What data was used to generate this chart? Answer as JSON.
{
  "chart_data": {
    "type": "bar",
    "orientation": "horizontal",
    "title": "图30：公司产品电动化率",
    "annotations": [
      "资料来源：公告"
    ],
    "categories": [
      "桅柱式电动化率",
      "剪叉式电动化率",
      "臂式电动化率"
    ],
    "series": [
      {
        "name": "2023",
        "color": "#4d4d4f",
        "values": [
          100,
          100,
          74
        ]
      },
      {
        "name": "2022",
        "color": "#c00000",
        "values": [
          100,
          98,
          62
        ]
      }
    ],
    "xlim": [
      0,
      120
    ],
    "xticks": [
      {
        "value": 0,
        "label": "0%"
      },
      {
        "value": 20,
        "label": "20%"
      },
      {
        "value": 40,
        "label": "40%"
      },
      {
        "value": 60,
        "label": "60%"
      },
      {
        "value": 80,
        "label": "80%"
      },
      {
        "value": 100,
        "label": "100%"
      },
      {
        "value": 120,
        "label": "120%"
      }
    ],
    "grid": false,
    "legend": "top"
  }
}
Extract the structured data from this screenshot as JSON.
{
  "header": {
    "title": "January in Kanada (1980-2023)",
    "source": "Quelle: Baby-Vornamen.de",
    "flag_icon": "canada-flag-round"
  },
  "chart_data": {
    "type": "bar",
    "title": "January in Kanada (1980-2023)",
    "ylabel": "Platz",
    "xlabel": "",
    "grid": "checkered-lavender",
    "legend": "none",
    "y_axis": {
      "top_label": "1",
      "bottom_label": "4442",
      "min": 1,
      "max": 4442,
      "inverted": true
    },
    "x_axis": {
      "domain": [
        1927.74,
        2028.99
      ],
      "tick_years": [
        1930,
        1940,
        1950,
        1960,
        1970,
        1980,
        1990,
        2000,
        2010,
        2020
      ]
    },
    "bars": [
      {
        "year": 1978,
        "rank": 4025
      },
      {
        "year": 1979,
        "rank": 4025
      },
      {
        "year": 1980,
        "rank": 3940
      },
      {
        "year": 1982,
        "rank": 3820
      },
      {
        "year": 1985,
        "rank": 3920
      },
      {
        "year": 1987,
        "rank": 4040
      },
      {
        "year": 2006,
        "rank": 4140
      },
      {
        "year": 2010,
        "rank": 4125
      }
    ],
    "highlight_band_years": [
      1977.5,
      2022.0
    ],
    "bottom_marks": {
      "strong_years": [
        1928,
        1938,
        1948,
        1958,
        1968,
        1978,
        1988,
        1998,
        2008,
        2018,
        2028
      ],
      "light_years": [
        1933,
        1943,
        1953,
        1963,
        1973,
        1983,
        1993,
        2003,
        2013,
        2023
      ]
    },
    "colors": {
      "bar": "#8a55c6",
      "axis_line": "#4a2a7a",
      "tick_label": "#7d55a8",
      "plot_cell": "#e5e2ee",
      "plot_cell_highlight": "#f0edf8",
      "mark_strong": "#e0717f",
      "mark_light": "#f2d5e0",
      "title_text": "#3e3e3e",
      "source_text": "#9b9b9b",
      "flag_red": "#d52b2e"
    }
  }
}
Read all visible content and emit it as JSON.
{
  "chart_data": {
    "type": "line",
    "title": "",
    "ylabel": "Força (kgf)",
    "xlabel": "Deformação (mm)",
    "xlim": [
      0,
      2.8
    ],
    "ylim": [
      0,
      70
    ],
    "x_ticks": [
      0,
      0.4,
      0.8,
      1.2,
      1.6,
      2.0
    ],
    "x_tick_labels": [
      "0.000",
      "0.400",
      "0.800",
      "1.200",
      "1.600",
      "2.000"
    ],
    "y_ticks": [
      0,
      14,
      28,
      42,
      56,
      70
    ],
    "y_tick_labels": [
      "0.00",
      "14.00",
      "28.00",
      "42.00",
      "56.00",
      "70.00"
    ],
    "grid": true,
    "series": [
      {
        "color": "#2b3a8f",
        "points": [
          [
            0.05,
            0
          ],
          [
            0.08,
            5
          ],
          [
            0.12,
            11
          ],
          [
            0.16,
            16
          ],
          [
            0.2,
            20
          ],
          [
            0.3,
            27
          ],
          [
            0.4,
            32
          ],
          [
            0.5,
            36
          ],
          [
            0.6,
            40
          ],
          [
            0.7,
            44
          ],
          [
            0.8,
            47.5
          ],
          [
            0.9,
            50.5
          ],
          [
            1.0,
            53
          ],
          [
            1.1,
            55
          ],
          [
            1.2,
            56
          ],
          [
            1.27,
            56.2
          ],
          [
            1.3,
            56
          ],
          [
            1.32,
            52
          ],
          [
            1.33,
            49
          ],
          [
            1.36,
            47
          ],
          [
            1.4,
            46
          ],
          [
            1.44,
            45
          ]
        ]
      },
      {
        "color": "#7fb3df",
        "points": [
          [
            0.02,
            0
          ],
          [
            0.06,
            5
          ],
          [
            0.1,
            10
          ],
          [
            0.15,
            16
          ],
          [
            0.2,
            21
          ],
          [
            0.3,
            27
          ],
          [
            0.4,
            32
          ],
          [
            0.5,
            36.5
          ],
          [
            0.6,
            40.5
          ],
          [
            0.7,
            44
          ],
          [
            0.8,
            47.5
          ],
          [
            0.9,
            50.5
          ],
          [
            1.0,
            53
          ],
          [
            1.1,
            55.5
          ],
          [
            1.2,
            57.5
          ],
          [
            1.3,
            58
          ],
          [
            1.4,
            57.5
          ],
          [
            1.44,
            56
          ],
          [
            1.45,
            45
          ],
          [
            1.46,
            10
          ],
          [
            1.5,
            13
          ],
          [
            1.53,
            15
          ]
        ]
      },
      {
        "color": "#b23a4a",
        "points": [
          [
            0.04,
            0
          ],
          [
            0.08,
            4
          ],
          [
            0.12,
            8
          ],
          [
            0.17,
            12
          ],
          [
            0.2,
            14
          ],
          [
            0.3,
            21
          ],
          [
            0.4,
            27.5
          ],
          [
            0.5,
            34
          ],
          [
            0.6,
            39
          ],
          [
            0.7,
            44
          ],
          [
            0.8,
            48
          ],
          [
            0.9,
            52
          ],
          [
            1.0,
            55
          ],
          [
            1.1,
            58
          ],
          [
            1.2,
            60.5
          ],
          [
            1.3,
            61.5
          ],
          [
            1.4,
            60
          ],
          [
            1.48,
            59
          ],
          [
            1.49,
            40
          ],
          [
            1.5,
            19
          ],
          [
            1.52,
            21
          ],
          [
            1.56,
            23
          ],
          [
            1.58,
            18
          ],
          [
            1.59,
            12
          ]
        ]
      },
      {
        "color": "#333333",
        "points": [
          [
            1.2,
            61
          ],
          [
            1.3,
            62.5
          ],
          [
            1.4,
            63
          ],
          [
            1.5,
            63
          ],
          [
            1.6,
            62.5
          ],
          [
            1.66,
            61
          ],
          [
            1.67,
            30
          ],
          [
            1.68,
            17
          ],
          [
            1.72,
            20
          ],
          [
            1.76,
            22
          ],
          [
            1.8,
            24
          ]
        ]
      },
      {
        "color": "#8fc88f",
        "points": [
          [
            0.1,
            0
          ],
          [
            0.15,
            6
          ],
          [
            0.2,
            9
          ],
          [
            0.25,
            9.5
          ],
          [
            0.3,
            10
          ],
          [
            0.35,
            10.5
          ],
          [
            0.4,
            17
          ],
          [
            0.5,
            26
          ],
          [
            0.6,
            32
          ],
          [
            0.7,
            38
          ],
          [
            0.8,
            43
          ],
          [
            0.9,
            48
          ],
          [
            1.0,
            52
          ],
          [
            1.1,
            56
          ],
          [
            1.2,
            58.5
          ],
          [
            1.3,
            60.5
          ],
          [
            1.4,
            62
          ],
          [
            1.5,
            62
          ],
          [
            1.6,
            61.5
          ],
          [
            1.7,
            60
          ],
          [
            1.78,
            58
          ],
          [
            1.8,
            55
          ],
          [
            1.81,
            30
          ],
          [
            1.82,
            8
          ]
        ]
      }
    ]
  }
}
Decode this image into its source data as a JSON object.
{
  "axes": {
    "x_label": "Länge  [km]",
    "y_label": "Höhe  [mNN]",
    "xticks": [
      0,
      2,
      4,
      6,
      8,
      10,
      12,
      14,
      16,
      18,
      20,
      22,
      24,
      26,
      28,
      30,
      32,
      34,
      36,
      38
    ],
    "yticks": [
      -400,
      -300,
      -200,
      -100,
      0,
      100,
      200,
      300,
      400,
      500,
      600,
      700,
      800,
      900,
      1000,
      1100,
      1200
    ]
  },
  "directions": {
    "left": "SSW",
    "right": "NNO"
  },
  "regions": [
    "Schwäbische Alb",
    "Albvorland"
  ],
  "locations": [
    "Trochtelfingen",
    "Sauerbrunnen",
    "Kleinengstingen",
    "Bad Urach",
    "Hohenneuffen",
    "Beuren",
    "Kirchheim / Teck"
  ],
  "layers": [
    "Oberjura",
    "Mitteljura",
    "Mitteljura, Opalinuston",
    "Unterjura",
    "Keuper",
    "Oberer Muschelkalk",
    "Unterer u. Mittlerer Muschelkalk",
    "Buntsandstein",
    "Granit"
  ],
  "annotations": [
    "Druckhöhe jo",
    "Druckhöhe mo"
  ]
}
______
▶ WHAT IS REQUIRED:
Give again only the lines starting at the one that contains "Decode this image" and running to the end of the data.

▶ THE COMPLETED TASK:
Decode this image into its source data as a JSON object.
{
  "axes": {
    "x_label": "Länge  [km]",
    "y_label": "Höhe  [mNN]",
    "xticks": [
      0,
      2,
      4,
      6,
      8,
      10,
      12,
      14,
      16,
      18,
      20,
      22,
      24,
      26,
      28,
      30,
      32,
      34,
      36,
      38
    ],
    "yticks": [
      -400,
      -300,
      -200,
      -100,
      0,
      100,
      200,
      300,
      400,
      500,
      600,
      700,
      800,
      900,
      1000,
      1100,
      1200
    ]
  },
  "directions": {
    "left": "SSW",
    "right": "NNO"
  },
  "regions": [
    "Schwäbische Alb",
    "Albvorland"
  ],
  "locations": [
    "Trochtelfingen",
    "Sauerbrunnen",
    "Kleinengstingen",
    "Bad Urach",
    "Hohenneuffen",
    "Beuren",
    "Kirchheim / Teck"
  ],
  "layers": [
    "Oberjura",
    "Mitteljura",
    "Mitteljura, Opalinuston",
    "Unterjura",
    "Keuper",
    "Oberer Muschelkalk",
    "Unterer u. Mittlerer Muschelkalk",
    "Buntsandstein",
    "Granit"
  ],
  "annotations": [
    "Druckhöhe jo",
    "Druckhöhe mo"
  ]
}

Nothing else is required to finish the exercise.